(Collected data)
####

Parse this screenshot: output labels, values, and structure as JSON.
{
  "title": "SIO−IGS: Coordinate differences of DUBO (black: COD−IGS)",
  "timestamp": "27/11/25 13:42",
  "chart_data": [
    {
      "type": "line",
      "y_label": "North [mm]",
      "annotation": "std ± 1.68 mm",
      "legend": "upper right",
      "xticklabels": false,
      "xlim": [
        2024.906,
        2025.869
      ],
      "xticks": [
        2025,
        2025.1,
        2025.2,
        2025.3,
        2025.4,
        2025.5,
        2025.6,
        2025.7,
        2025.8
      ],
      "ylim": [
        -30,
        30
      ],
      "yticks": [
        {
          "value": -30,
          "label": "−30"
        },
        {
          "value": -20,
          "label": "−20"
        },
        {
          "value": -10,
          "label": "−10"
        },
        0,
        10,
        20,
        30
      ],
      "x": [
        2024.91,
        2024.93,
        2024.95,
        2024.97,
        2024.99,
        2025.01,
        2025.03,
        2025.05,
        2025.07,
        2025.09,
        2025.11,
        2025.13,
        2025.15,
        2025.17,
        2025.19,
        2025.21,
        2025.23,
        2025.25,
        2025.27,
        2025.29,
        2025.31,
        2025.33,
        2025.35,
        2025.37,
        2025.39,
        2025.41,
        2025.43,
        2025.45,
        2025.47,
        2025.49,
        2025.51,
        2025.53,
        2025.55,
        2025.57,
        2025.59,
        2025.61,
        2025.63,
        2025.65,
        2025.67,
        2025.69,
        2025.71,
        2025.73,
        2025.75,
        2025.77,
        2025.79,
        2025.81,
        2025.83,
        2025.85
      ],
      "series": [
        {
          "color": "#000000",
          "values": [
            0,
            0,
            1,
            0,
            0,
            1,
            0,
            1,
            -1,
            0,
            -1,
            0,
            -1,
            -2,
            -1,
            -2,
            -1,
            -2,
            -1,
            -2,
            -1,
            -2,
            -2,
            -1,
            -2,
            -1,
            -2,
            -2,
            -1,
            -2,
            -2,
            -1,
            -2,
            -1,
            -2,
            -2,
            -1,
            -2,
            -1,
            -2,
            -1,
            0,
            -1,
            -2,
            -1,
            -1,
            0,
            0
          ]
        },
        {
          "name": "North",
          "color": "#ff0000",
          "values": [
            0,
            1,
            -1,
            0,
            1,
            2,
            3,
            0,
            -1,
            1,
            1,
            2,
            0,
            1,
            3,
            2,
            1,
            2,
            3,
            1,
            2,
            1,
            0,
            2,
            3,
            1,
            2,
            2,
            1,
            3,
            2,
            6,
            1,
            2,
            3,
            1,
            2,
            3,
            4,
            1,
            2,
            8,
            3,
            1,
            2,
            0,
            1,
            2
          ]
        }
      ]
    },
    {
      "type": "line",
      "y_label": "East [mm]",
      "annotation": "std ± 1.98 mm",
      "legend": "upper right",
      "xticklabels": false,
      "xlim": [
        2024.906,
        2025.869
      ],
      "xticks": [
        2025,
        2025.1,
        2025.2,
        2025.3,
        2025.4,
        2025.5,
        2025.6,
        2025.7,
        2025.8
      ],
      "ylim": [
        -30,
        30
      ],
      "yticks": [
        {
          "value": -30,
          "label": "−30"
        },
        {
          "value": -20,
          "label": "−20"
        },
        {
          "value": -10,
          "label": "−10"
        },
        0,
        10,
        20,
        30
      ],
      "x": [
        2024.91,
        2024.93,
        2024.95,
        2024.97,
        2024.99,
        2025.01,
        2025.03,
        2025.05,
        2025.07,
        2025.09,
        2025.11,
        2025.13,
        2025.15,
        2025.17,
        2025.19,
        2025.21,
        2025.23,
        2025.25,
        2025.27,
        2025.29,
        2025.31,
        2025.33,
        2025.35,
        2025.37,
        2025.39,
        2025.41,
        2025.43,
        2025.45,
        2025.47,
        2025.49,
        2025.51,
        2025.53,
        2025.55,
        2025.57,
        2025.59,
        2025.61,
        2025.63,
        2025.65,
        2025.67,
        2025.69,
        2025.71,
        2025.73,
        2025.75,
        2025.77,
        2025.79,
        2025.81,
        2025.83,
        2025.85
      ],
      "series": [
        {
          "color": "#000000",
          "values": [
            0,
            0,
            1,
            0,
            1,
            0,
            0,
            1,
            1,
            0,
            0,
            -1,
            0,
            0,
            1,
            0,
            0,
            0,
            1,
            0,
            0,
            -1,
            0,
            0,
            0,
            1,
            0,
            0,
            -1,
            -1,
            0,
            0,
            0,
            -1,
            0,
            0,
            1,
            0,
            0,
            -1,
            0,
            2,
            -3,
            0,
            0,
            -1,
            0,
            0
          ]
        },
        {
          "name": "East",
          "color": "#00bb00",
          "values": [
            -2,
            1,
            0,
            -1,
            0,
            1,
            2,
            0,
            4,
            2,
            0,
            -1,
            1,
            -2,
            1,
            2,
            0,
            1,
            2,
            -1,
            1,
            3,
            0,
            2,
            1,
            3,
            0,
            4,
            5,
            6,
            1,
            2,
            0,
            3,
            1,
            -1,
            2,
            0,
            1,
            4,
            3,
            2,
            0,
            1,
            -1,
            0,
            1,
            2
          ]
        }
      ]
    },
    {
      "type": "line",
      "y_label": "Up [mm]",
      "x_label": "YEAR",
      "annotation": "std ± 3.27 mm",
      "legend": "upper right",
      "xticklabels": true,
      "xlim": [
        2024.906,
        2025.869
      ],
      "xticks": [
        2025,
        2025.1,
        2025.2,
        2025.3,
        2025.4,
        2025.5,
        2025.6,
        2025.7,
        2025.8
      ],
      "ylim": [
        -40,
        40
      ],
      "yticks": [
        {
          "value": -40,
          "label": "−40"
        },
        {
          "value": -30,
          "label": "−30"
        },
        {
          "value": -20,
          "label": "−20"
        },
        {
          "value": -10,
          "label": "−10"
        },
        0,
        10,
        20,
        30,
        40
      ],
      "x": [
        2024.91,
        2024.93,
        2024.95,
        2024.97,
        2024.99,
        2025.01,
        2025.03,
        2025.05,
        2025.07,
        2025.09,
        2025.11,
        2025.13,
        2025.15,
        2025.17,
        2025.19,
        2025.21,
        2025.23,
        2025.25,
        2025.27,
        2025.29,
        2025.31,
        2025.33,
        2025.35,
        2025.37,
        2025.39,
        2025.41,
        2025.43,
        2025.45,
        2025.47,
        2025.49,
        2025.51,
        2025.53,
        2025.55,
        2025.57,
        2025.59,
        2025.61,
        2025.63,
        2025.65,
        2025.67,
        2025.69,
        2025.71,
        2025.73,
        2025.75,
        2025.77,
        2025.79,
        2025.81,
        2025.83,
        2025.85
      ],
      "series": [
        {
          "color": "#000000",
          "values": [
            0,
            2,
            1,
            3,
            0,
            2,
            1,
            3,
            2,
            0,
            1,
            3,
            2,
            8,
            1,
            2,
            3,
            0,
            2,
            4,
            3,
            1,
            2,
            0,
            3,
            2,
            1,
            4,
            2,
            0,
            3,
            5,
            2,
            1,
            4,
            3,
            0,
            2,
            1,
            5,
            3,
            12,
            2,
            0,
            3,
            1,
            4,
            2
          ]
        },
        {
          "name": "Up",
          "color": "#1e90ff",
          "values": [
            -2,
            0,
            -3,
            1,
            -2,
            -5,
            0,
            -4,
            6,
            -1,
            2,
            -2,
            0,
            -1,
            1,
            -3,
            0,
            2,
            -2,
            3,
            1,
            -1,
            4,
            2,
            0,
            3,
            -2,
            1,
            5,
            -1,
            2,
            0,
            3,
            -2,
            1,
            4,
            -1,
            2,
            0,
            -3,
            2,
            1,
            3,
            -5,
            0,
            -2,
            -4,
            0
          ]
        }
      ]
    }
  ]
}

####

▶ PROBLEM REQUIREMENTS
The records above should all be quoted exactly, please.

▶ RESPONSE
Parse this screenshot: output labels, values, and structure as JSON.
{
  "title": "SIO−IGS: Coordinate differences of DUBO (black: COD−IGS)",
  "timestamp": "27/11/25 13:42",
  "chart_data": [
    {
      "type": "line",
      "y_label": "North [mm]",
      "annotation": "std ± 1.68 mm",
      "legend": "upper right",
      "xticklabels": false,
      "xlim": [
        2024.906,
        2025.869
      ],
      "xticks": [
        2025,
        2025.1,
        2025.2,
        2025.3,
        2025.4,
        2025.5,
        2025.6,
        2025.7,
        2025.8
      ],
      "ylim": [
        -30,
        30
      ],
      "yticks": [
        {
          "value": -30,
          "label": "−30"
        },
        {
          "value": -20,
          "label": "−20"
        },
        {
          "value": -10,
          "label": "−10"
        },
        0,
        10,
        20,
        30
      ],
      "x": [
        2024.91,
        2024.93,
        2024.95,
        2024.97,
        2024.99,
        2025.01,
        2025.03,
        2025.05,
        2025.07,
        2025.09,
        2025.11,
        2025.13,
        2025.15,
        2025.17,
        2025.19,
        2025.21,
        2025.23,
        2025.25,
        2025.27,
        2025.29,
        2025.31,
        2025.33,
        2025.35,
        2025.37,
        2025.39,
        2025.41,
        2025.43,
        2025.45,
        2025.47,
        2025.49,
        2025.51,
        2025.53,
        2025.55,
        2025.57,
        2025.59,
        2025.61,
        2025.63,
        2025.65,
        2025.67,
        2025.69,
        2025.71,
        2025.73,
        2025.75,
        2025.77,
        2025.79,
        2025.81,
        2025.83,
        2025.85
      ],
      "series": [
        {
          "color": "#000000",
          "values": [
            0,
            0,
            1,
            0,
            0,
            1,
            0,
            1,
            -1,
            0,
            -1,
            0,
            -1,
            -2,
            -1,
            -2,
            -1,
            -2,
            -1,
            -2,
            -1,
            -2,
            -2,
            -1,
            -2,
            -1,
            -2,
            -2,
            -1,
            -2,
            -2,
            -1,
            -2,
            -1,
            -2,
            -2,
            -1,
            -2,
            -1,
            -2,
            -1,
            0,
            -1,
            -2,
            -1,
            -1,
            0,
            0
          ]
        },
        {
          "name": "North",
          "color": "#ff0000",
          "values": [
            0,
            1,
            -1,
            0,
            1,
            2,
            3,
            0,
            -1,
            1,
            1,
            2,
            0,
            1,
            3,
            2,
            1,
            2,
            3,
            1,
            2,
            1,
            0,
            2,
            3,
            1,
            2,
            2,
            1,
            3,
            2,
            6,
            1,
            2,
            3,
            1,
            2,
            3,
            4,
            1,
            2,
            8,
            3,
            1,
            2,
            0,
            1,
            2
          ]
        }
      ]
    },
    {
      "type": "line",
      "y_label": "East [mm]",
      "annotation": "std ± 1.98 mm",
      "legend": "upper right",
      "xticklabels": false,
      "xlim": [
        2024.906,
        2025.869
      ],
      "xticks": [
        2025,
        2025.1,
        2025.2,
        2025.3,
        2025.4,
        2025.5,
        2025.6,
        2025.7,
        2025.8
      ],
      "ylim": [
        -30,
        30
      ],
      "yticks": [
        {
          "value": -30,
          "label": "−30"
        },
        {
          "value": -20,
          "label": "−20"
        },
        {
          "value": -10,
          "label": "−10"
        },
        0,
        10,
        20,
        30
      ],
      "x": [
        2024.91,
        2024.93,
        2024.95,
        2024.97,
        2024.99,
        2025.01,
        2025.03,
        2025.05,
        2025.07,
        2025.09,
        2025.11,
        2025.13,
        2025.15,
        2025.17,
        2025.19,
        2025.21,
        2025.23,
        2025.25,
        2025.27,
        2025.29,
        2025.31,
        2025.33,
        2025.35,
        2025.37,
        2025.39,
        2025.41,
        2025.43,
        2025.45,
        2025.47,
        2025.49,
        2025.51,
        2025.53,
        2025.55,
        2025.57,
        2025.59,
        2025.61,
        2025.63,
        2025.65,
        2025.67,
        2025.69,
        2025.71,
        2025.73,
        2025.75,
        2025.77,
        2025.79,
        2025.81,
        2025.83,
        2025.85
      ],
      "series": [
        {
          "color": "#000000",
          "values": [
            0,
            0,
            1,
            0,
            1,
            0,
            0,
            1,
            1,
            0,
            0,
            -1,
            0,
            0,
            1,
            0,
            0,
            0,
            1,
            0,
            0,
            -1,
            0,
            0,
            0,
            1,
            0,
            0,
            -1,
            -1,
            0,
            0,
            0,
            -1,
            0,
            0,
            1,
            0,
            0,
            -1,
            0,
            2,
            -3,
            0,
            0,
            -1,
            0,
            0
          ]
        },
        {
          "name": "East",
          "color": "#00bb00",
          "values": [
            -2,
            1,
            0,
            -1,
            0,
            1,
            2,
            0,
            4,
            2,
            0,
            -1,
            1,
            -2,
            1,
            2,
            0,
            1,
            2,
            -1,
            1,
            3,
            0,
            2,
            1,
            3,
            0,
            4,
            5,
            6,
            1,
            2,
            0,
            3,
            1,
            -1,
            2,
            0,
            1,
            4,
            3,
            2,
            0,
            1,
            -1,
            0,
            1,
            2
          ]
        }
      ]
    },
    {
      "type": "line",
      "y_label": "Up [mm]",
      "x_label": "YEAR",
      "annotation": "std ± 3.27 mm",
      "legend": "upper right",
      "xticklabels": true,
      "xlim": [
        2024.906,
        2025.869
      ],
      "xticks": [
        2025,
        2025.1,
        2025.2,
        2025.3,
        2025.4,
        2025.5,
        2025.6,
        2025.7,
        2025.8
      ],
      "ylim": [
        -40,
        40
      ],
      "yticks": [
        {
          "value": -40,
          "label": "−40"
        },
        {
          "value": -30,
          "label": "−30"
        },
        {
          "value": -20,
          "label": "−20"
        },
        {
          "value": -10,
          "label": "−10"
        },
        0,
        10,
        20,
        30,
        40
      ],
      "x": [
        2024.91,
        2024.93,
        2024.95,
        2024.97,
        2024.99,
        2025.01,
        2025.03,
        2025.05,
        2025.07,
        2025.09,
        2025.11,
        2025.13,
        2025.15,
        2025.17,
        2025.19,
        2025.21,
        2025.23,
        2025.25,
        2025.27,
        2025.29,
        2025.31,
        2025.33,
        2025.35,
        2025.37,
        2025.39,
        2025.41,
        2025.43,
        2025.45,
        2025.47,
        2025.49,
        2025.51,
        2025.53,
        2025.55,
        2025.57,
        2025.59,
        2025.61,
        2025.63,
        2025.65,
        2025.67,
        2025.69,
        2025.71,
        2025.73,
        2025.75,
        2025.77,
        2025.79,
        2025.81,
        2025.83,
        2025.85
      ],
      "series": [
        {
          "color": "#000000",
          "values": [
            0,
            2,
            1,
            3,
            0,
            2,
            1,
            3,
            2,
            0,
            1,
            3,
            2,
            8,
            1,
            2,
            3,
            0,
            2,
            4,
            3,
            1,
            2,
            0,
            3,
            2,
            1,
            4,
            2,
            0,
            3,
            5,
            2,
            1,
            4,
            3,
            0,
            2,
            1,
            5,
            3,
            12,
            2,
            0,
            3,
            1,
            4,
            2
          ]
        },
        {
          "name": "Up",
          "color": "#1e90ff",
          "values": [
            -2,
            0,
            -3,
            1,
            -2,
            -5,
            0,
            -4,
            6,
            -1,
            2,
            -2,
            0,
            -1,
            1,
            -3,
            0,
            2,
            -2,
            3,
            1,
            -1,
            4,
            2,
            0,
            3,
            -2,
            1,
            5,
            -1,
            2,
            0,
            3,
            -2,
            1,
            4,
            -1,
            2,
            0,
            -3,
            2,
            1,
            3,
            -5,
            0,
            -2,
            -4,
            0
          ]
        }
      ]
    }
  ]
}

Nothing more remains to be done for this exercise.